■ The task
From the listing, collect all lines containing the word "Dollar".

■ Part of a data file
>> start

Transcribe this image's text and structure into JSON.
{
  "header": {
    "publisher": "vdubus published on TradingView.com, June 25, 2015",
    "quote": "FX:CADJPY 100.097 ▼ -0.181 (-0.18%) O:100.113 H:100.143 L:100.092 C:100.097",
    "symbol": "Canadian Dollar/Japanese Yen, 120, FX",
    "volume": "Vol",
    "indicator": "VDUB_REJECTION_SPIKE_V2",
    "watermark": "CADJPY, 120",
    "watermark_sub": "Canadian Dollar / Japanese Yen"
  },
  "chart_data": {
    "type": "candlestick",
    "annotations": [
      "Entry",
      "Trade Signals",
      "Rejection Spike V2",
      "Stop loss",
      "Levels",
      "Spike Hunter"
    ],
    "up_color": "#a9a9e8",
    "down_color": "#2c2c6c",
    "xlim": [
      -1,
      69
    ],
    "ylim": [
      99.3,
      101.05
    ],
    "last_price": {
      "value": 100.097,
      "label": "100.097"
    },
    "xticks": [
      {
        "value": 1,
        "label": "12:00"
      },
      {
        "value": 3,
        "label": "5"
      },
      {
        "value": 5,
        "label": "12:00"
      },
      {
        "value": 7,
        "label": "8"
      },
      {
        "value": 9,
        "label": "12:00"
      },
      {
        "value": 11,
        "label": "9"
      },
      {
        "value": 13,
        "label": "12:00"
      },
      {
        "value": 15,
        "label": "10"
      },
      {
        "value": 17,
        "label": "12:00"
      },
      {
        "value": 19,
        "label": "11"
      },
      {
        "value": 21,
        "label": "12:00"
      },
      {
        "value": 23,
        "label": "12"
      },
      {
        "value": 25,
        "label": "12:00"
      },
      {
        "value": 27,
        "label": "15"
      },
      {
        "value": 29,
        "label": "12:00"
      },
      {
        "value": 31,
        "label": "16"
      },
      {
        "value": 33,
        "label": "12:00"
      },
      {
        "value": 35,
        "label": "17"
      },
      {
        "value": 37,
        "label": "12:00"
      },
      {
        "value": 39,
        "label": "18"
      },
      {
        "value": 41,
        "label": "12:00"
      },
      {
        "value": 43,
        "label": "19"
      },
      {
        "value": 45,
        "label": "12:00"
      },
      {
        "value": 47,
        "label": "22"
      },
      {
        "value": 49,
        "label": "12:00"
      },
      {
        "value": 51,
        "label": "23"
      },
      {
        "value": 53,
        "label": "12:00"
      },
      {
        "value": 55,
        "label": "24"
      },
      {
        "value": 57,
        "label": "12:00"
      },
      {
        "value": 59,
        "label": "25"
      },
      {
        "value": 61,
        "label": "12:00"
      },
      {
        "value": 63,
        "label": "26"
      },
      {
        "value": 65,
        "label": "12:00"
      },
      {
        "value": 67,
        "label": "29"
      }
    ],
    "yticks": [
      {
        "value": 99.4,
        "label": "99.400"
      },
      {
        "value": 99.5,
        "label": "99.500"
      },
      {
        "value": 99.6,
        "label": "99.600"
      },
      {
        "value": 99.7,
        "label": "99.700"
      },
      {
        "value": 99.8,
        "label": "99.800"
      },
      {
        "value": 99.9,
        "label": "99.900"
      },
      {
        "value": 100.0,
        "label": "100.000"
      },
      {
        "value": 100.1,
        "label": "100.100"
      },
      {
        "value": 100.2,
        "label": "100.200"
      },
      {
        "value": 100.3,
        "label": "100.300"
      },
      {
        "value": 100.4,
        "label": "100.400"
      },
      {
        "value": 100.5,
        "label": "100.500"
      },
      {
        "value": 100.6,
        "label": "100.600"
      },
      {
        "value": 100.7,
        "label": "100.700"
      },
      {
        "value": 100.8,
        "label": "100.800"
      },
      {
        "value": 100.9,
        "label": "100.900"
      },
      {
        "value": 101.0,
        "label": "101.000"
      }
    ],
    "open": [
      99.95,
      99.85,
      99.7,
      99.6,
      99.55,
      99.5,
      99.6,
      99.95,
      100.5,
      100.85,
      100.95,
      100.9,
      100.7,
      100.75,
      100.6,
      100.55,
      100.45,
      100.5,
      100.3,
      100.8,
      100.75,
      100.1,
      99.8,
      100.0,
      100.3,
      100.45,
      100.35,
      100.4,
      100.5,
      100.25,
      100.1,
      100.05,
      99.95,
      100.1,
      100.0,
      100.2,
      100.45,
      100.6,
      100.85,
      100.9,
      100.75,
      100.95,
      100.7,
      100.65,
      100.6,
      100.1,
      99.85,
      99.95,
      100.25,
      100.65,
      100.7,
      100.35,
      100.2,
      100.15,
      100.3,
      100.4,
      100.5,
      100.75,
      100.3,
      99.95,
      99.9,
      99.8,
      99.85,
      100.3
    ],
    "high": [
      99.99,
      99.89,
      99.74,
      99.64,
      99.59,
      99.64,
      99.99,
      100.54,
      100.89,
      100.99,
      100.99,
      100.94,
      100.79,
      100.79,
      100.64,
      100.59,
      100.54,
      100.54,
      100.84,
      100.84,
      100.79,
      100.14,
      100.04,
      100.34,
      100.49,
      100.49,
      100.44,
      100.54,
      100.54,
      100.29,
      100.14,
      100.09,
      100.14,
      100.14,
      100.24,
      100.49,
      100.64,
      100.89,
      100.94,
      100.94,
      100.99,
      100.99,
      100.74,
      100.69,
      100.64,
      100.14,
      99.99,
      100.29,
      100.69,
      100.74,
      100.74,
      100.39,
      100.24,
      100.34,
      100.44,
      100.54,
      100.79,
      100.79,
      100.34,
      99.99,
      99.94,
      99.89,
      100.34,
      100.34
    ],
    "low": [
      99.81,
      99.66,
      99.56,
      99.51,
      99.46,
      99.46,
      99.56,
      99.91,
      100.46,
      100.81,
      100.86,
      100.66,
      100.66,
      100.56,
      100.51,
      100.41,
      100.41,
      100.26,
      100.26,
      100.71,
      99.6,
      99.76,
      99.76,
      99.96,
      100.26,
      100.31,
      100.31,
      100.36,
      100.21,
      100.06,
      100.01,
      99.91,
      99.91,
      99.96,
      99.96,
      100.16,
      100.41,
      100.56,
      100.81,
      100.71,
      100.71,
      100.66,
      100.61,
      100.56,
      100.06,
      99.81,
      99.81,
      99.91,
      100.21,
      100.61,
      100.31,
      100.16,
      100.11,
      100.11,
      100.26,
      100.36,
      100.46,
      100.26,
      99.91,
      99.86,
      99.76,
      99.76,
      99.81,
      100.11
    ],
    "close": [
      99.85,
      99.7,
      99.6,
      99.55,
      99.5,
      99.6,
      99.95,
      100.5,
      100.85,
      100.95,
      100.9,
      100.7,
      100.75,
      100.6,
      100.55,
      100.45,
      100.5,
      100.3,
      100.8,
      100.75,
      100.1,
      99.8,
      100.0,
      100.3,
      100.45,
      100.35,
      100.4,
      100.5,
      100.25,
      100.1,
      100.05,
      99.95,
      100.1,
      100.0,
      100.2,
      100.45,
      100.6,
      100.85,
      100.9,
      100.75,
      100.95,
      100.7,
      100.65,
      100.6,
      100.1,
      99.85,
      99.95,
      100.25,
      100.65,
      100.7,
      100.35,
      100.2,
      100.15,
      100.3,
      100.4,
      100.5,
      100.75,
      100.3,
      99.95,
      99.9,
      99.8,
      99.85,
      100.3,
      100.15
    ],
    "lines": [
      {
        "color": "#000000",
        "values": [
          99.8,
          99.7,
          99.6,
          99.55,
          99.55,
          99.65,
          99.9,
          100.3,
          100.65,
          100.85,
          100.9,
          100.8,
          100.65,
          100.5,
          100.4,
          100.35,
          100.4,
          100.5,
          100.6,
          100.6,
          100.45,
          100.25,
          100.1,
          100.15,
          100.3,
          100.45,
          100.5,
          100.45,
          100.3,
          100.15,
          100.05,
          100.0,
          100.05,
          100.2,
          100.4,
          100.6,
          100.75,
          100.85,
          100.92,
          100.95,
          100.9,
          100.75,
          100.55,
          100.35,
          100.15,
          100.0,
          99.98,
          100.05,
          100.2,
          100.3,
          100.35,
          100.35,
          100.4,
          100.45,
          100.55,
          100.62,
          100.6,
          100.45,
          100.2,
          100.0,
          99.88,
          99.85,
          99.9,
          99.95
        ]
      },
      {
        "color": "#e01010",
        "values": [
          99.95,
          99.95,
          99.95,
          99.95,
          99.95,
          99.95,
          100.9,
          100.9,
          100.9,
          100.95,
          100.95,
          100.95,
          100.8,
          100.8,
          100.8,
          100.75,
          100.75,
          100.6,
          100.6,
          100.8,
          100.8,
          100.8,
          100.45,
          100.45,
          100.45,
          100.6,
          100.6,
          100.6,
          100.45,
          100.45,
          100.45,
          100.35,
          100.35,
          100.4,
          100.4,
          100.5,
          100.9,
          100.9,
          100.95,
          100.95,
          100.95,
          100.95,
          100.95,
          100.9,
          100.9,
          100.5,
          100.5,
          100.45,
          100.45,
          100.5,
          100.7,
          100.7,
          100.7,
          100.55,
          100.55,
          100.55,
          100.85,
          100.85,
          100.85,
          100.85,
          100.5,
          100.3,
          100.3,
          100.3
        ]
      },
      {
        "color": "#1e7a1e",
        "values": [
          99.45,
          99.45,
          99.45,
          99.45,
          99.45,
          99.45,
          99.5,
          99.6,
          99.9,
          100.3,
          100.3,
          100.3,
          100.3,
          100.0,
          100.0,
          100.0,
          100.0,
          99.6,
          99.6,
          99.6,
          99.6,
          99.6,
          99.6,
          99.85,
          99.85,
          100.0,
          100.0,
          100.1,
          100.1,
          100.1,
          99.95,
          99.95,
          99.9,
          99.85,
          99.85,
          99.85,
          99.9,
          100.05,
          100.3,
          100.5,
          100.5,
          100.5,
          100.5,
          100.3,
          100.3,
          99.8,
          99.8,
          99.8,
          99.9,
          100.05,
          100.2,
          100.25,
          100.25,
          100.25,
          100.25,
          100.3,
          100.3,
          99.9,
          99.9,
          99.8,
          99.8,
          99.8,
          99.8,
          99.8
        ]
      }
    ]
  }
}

>> end

■ Task result
    "symbol": "Canadian Dollar/Japanese Yen, 120, FX",
    "watermark_sub": "Canadian Dollar / Japanese Yen"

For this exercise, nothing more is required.